**WRITTEN REQUEST**.
Drop every picture, then transcribe the remaining data exactly.
────────────────────
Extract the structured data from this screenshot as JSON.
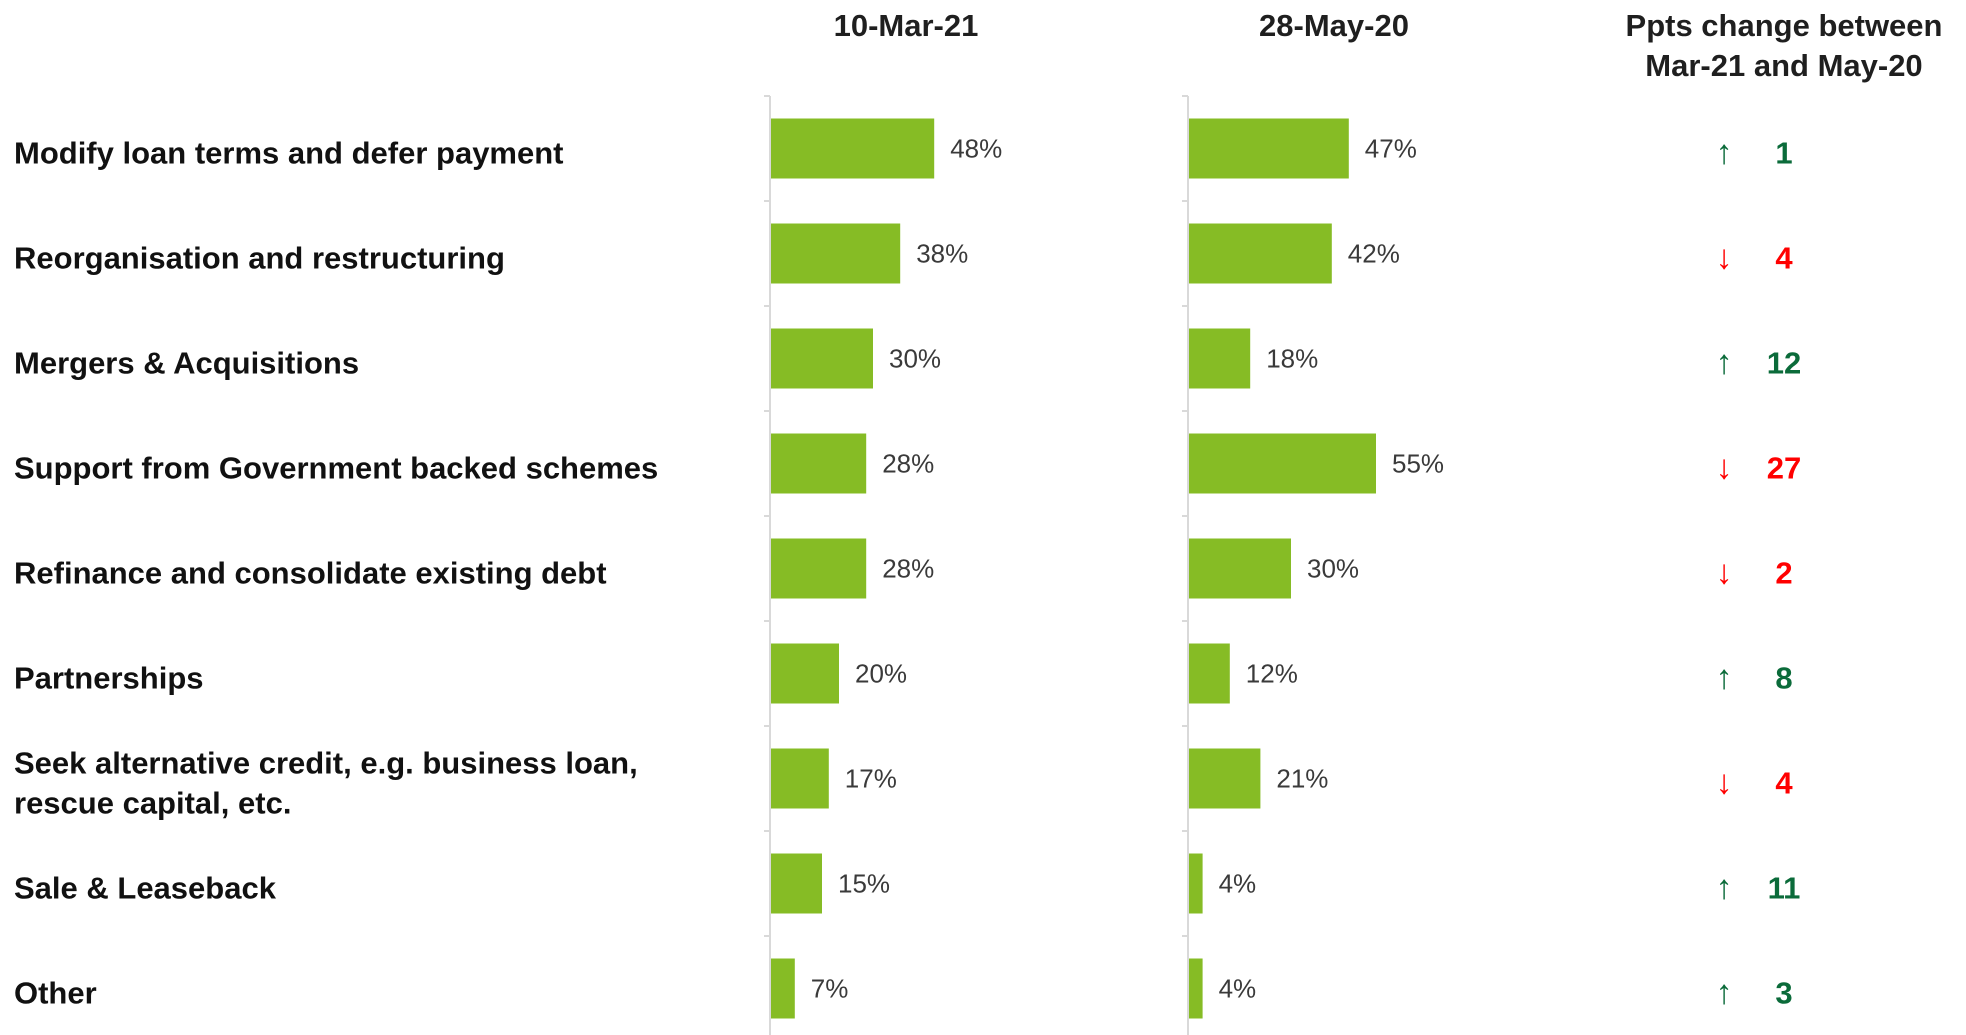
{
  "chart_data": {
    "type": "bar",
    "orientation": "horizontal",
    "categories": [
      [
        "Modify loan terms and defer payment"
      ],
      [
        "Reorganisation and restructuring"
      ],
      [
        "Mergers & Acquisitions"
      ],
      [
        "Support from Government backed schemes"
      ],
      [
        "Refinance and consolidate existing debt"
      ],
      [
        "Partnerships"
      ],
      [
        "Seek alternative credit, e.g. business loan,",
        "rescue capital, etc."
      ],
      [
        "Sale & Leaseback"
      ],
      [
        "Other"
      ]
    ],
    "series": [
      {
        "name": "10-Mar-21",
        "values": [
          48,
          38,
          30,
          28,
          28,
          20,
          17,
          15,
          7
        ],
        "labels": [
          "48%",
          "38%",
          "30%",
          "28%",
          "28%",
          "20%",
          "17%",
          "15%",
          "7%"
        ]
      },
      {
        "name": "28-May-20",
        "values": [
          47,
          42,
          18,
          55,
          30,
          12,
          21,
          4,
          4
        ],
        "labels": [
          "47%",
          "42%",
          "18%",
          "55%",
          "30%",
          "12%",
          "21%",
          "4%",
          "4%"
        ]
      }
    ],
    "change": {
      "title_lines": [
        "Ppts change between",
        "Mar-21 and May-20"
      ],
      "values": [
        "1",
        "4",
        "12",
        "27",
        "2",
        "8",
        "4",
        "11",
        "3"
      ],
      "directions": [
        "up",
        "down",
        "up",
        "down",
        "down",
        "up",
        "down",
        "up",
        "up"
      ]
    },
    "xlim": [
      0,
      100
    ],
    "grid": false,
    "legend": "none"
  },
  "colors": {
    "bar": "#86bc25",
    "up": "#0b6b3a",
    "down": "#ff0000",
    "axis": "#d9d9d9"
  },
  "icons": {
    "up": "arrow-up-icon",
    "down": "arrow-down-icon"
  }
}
────────────────────
**EXPECTED ANSWER**.
Extract the structured data from this screenshot as JSON.
{
  "chart_data": {
    "type": "bar",
    "orientation": "horizontal",
    "categories": [
      [
        "Modify loan terms and defer payment"
      ],
      [
        "Reorganisation and restructuring"
      ],
      [
        "Mergers & Acquisitions"
      ],
      [
        "Support from Government backed schemes"
      ],
      [
        "Refinance and consolidate existing debt"
      ],
      [
        "Partnerships"
      ],
      [
        "Seek alternative credit, e.g. business loan,",
        "rescue capital, etc."
      ],
      [
        "Sale & Leaseback"
      ],
      [
        "Other"
      ]
    ],
    "series": [
      {
        "name": "10-Mar-21",
        "values": [
          48,
          38,
          30,
          28,
          28,
          20,
          17,
          15,
          7
        ],
        "labels": [
          "48%",
          "38%",
          "30%",
          "28%",
          "28%",
          "20%",
          "17%",
          "15%",
          "7%"
        ]
      },
      {
        "name": "28-May-20",
        "values": [
          47,
          42,
          18,
          55,
          30,
          12,
          21,
          4,
          4
        ],
        "labels": [
          "47%",
          "42%",
          "18%",
          "55%",
          "30%",
          "12%",
          "21%",
          "4%",
          "4%"
        ]
      }
    ],
    "change": {
      "title_lines": [
        "Ppts change between",
        "Mar-21 and May-20"
      ],
      "values": [
        "1",
        "4",
        "12",
        "27",
        "2",
        "8",
        "4",
        "11",
        "3"
      ],
      "directions": [
        "up",
        "down",
        "up",
        "down",
        "down",
        "up",
        "down",
        "up",
        "up"
      ]
    },
    "xlim": [
      0,
      100
    ],
    "grid": false,
    "legend": "none"
  },
  "colors": {
    "bar": "#86bc25",
    "up": "#0b6b3a",
    "down": "#ff0000",
    "axis": "#d9d9d9"
  },
  "icons": {
    "up": "arrow-up-icon",
    "down": "arrow-down-icon"
  }
}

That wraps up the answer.